• [About this task] Return every line of the records that includes the string "områden".

________________

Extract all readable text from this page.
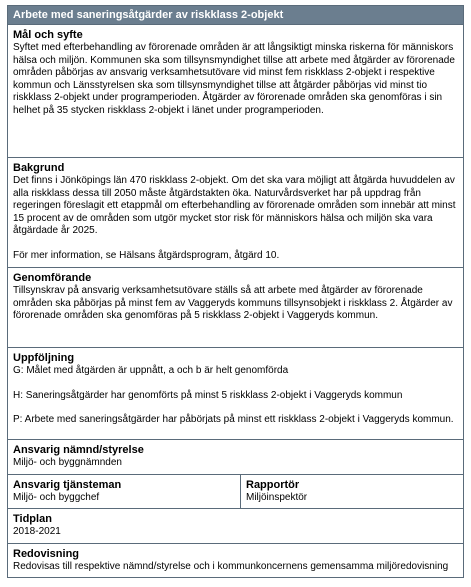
Arbete med saneringsåtgärder av riskklass 2-objekt
Mål och syfte

Syftet med efterbehandling av förorenade områden är att långsiktigt minska riskerna för människors hälsa och miljön. Kommunen ska som tillsynsmyndighet tillse att arbete med åtgärder av förorenade områden påbörjas av ansvarig verksamhetsutövare vid minst fem riskklass 2-objekt i respektive kommun och Länsstyrelsen ska som tillsynsmyndighet tillse att åtgärder påbörjas vid minst tio riskklass 2-objekt under programperioden. Åtgärder av förorenade områden ska genomföras i sin helhet på 35 stycken riskklass 2-objekt i länet under programperioden.

Bakgrund

Det finns i Jönköpings län 470 riskklass 2-objekt. Om det ska vara möjligt att åtgärda huvuddelen av alla riskklass dessa till 2050 måste åtgärdstakten öka. Naturvårdsverket har på uppdrag från regeringen föreslagit ett etappmål om efterbehandling av förorenade områden som innebär att minst 15 procent av de områden som utgör mycket stor risk för människors hälsa och miljön ska vara åtgärdade år 2025.

För mer information, se Hälsans åtgärdsprogram, åtgärd 10.

Genomförande

Tillsynskrav på ansvarig verksamhetsutövare ställs så att arbete med åtgärder av förorenade områden ska påbörjas på minst fem av Vaggeryds kommuns tillsynsobjekt i riskklass 2. Åtgärder av förorenade områden ska genomföras på 5 riskklass 2-objekt i Vaggeryds kommun.

Uppföljning

G: Målet med åtgärden är uppnått, a och b är helt genomförda

H: Saneringsåtgärder har genomförts på minst 5 riskklass 2-objekt i Vaggeryds kommun

P: Arbete med saneringsåtgärder har påbörjats på minst ett riskklass 2-objekt i Vaggeryds kommun.

Ansvarig nämnd/styrelse

Miljö- och byggnämnden

Ansvarig tjänsteman

Miljö- och byggchef

Rapportör

Miljöinspektör

Tidplan

2018-2021

Redovisning

Redovisas till respektive nämnd/styrelse och i kommunkoncernens gemensamma miljöredovisning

________________

• [Written reply]
Syftet med efterbehandling av förorenade områden är att långsiktigt minska riskerna för människors hälsa och miljön. Kommunen ska som tillsynsmyndighet tillse att arbete med åtgärder av förorenade områden påbörjas av ansvarig verksamhetsutövare vid minst fem riskklass 2-objekt i respektive kommun och Länsstyrelsen ska som tillsynsmyndighet tillse att åtgärder påbörjas vid minst tio riskklass 2-objekt under programperioden. Åtgärder av förorenade områden ska genomföras i sin helhet på 35 stycken riskklass 2-objekt i länet under programperioden.
Det finns i Jönköpings län 470 riskklass 2-objekt. Om det ska vara möjligt att åtgärda huvuddelen av alla riskklass dessa till 2050 måste åtgärdstakten öka. Naturvårdsverket har på uppdrag från regeringen föreslagit ett etappmål om efterbehandling av förorenade områden som innebär att minst 15 procent av de områden som utgör mycket stor risk för människors hälsa och miljön ska vara åtgärdade år 2025.
Tillsynskrav på ansvarig verksamhetsutövare ställs så att arbete med åtgärder av förorenade områden ska påbörjas på minst fem av Vaggeryds kommuns tillsynsobjekt i riskklass 2. Åtgärder av förorenade områden ska genomföras på 5 riskklass 2-objekt i Vaggeryds kommun.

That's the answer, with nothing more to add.